- **Problem requirements**
Locate each line with the string "Wrist" in the listing below and copy it.

▽

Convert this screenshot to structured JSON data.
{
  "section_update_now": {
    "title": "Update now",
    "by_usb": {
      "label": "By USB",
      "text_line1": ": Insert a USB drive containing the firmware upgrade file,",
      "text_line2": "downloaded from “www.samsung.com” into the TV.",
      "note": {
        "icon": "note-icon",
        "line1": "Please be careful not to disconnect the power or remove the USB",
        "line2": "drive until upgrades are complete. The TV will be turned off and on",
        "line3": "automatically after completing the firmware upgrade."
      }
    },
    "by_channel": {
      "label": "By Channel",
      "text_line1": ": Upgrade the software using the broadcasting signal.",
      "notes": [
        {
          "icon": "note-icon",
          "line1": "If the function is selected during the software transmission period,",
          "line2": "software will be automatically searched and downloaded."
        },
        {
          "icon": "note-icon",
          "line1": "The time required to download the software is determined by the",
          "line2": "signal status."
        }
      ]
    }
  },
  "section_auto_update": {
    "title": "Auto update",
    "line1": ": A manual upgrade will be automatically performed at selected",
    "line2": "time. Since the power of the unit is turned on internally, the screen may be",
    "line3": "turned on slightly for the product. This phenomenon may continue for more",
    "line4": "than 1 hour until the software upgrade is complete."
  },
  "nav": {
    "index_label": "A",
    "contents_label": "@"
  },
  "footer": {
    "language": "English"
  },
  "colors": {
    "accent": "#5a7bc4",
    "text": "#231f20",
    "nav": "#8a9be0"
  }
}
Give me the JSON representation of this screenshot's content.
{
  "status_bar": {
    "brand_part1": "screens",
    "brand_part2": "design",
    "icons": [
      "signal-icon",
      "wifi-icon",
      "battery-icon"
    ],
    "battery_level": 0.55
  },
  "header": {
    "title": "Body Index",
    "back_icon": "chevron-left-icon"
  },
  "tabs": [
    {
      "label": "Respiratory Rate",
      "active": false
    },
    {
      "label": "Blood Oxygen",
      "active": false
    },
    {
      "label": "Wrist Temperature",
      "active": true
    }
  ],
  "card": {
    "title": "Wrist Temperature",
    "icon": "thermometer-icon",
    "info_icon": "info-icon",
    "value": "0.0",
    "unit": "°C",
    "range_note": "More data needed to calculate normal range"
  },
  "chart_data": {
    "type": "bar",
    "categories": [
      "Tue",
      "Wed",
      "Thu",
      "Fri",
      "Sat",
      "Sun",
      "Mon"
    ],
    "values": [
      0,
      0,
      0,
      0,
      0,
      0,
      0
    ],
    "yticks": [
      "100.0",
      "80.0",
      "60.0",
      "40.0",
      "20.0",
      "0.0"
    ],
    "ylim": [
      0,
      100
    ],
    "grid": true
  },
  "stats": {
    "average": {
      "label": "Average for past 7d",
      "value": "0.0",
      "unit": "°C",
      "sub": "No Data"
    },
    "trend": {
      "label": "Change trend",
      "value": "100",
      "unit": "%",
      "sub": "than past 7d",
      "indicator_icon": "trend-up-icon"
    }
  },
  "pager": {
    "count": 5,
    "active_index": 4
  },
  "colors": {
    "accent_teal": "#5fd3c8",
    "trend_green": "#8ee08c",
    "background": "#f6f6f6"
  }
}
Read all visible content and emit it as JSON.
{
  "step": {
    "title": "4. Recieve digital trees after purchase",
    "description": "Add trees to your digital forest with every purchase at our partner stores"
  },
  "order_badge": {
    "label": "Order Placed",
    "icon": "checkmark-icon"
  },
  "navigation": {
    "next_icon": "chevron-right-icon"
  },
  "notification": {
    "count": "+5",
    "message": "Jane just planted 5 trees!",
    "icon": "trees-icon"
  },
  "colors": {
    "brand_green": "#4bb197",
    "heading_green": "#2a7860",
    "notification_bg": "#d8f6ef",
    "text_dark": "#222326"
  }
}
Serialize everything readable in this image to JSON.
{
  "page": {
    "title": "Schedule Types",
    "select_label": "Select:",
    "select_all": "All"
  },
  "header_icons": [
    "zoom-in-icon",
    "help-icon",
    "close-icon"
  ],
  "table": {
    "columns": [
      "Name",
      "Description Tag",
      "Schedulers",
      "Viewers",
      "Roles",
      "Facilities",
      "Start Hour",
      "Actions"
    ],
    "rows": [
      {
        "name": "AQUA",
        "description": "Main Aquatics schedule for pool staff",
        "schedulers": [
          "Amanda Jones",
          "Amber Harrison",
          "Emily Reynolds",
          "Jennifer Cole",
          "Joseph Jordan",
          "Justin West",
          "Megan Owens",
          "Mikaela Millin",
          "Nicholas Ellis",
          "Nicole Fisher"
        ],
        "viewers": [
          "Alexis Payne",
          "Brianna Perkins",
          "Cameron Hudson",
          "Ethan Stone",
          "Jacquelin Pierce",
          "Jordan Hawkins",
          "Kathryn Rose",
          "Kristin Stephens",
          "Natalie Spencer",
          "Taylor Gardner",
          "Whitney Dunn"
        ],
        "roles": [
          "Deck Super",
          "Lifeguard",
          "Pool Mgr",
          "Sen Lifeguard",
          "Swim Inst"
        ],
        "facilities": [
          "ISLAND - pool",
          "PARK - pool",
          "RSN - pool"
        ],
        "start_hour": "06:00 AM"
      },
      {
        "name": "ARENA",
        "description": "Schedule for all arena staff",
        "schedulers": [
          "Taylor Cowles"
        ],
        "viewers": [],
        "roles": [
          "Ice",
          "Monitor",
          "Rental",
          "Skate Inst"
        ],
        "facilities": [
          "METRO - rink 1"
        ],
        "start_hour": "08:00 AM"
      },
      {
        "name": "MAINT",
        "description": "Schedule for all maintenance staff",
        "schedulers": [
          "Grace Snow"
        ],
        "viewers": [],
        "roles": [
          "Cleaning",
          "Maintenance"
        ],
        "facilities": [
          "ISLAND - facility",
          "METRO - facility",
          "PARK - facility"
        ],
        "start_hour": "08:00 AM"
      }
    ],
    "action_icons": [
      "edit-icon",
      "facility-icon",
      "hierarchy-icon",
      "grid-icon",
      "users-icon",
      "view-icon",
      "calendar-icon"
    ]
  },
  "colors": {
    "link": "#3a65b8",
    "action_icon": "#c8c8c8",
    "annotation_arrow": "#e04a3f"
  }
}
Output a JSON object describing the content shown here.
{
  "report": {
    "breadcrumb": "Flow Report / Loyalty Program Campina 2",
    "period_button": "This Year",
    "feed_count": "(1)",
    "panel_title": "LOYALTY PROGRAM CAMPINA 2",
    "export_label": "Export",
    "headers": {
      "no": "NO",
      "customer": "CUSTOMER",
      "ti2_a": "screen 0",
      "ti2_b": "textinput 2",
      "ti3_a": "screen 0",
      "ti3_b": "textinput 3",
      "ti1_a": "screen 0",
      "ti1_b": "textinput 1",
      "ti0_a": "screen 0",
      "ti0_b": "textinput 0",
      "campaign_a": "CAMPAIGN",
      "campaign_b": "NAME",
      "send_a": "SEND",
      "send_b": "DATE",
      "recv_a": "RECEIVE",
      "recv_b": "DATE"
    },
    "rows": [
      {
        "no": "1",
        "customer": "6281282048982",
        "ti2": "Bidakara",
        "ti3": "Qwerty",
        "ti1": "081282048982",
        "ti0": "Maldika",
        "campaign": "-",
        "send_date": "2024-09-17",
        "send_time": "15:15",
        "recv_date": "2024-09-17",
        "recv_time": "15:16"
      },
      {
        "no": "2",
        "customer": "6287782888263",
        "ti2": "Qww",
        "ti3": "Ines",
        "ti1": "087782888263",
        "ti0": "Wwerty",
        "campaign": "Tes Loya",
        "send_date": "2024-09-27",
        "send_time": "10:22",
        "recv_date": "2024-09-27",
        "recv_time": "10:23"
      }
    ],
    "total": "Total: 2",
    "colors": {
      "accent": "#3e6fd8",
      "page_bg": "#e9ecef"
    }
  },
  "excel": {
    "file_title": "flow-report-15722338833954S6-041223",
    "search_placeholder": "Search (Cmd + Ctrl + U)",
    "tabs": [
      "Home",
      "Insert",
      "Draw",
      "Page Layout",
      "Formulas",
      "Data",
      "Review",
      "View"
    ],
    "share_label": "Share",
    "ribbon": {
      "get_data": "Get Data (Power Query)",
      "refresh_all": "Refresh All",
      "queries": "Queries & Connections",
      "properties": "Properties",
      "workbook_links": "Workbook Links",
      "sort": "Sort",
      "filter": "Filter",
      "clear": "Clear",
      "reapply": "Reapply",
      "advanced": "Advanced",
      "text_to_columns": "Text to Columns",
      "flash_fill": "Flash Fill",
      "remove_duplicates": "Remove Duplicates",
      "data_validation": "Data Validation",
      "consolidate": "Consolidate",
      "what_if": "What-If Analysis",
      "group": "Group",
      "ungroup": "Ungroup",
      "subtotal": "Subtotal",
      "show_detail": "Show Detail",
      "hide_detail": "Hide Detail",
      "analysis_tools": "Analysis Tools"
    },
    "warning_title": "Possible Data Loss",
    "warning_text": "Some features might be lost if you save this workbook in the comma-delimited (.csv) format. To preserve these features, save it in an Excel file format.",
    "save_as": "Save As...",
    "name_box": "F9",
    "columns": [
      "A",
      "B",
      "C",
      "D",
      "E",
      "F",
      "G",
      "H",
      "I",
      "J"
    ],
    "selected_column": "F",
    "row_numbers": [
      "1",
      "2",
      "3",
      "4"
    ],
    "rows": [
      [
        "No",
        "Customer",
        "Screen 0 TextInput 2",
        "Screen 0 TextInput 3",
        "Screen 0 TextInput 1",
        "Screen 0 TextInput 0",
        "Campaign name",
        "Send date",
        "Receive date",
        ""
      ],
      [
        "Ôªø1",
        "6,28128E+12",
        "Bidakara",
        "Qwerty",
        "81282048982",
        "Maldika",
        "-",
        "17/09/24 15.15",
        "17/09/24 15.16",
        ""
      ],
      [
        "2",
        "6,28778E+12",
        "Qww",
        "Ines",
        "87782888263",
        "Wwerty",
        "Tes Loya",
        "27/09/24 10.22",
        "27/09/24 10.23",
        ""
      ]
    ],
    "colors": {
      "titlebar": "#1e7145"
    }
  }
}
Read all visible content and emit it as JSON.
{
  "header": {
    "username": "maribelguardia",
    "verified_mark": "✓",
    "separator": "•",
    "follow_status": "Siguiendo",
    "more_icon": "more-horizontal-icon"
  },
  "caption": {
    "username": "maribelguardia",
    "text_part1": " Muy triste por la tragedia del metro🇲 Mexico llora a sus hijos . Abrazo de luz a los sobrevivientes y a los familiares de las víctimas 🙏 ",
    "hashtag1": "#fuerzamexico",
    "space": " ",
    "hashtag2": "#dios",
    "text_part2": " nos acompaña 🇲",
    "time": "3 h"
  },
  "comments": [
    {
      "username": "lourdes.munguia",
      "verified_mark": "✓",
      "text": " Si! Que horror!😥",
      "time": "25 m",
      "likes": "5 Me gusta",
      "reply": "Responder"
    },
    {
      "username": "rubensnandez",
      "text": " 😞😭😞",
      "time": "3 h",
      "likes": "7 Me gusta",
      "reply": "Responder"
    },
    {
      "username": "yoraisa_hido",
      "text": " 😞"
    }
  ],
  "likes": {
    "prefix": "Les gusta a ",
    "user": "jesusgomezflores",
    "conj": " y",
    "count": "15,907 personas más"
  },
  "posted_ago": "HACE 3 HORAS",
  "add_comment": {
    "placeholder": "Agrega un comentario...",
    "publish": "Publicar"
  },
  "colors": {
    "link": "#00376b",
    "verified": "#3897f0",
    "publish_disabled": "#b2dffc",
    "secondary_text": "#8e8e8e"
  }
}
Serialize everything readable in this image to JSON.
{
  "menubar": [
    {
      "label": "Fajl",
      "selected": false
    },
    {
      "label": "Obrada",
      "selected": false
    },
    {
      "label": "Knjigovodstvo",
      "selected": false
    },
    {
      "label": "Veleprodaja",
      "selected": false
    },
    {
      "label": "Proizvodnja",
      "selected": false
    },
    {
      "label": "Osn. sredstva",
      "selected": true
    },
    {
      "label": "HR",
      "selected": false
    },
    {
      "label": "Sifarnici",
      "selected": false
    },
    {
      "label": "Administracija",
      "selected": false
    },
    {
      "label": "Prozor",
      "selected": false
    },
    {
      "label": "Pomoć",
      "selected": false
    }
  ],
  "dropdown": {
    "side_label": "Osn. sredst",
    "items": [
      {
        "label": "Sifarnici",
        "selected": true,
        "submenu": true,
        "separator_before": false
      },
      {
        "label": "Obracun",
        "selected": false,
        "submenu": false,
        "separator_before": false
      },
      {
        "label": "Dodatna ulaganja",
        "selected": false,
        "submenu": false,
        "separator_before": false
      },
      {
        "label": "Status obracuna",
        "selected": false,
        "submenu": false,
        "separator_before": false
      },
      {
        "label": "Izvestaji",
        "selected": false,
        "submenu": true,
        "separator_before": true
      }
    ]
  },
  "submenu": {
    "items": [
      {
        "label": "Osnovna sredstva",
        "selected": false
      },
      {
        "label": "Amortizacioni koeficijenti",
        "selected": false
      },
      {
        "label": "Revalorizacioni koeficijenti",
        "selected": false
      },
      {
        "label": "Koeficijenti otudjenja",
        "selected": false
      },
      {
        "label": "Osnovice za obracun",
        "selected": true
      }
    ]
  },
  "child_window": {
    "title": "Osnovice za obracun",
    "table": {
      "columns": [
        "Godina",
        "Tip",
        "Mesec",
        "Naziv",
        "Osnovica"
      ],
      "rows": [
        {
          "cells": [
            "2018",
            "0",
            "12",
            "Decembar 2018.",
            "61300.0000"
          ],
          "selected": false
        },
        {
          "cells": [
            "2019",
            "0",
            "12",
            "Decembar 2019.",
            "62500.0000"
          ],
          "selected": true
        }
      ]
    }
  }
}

△

- **Completed exercise**
      "label": "Wrist Temperature",
    "title": "Wrist Temperature",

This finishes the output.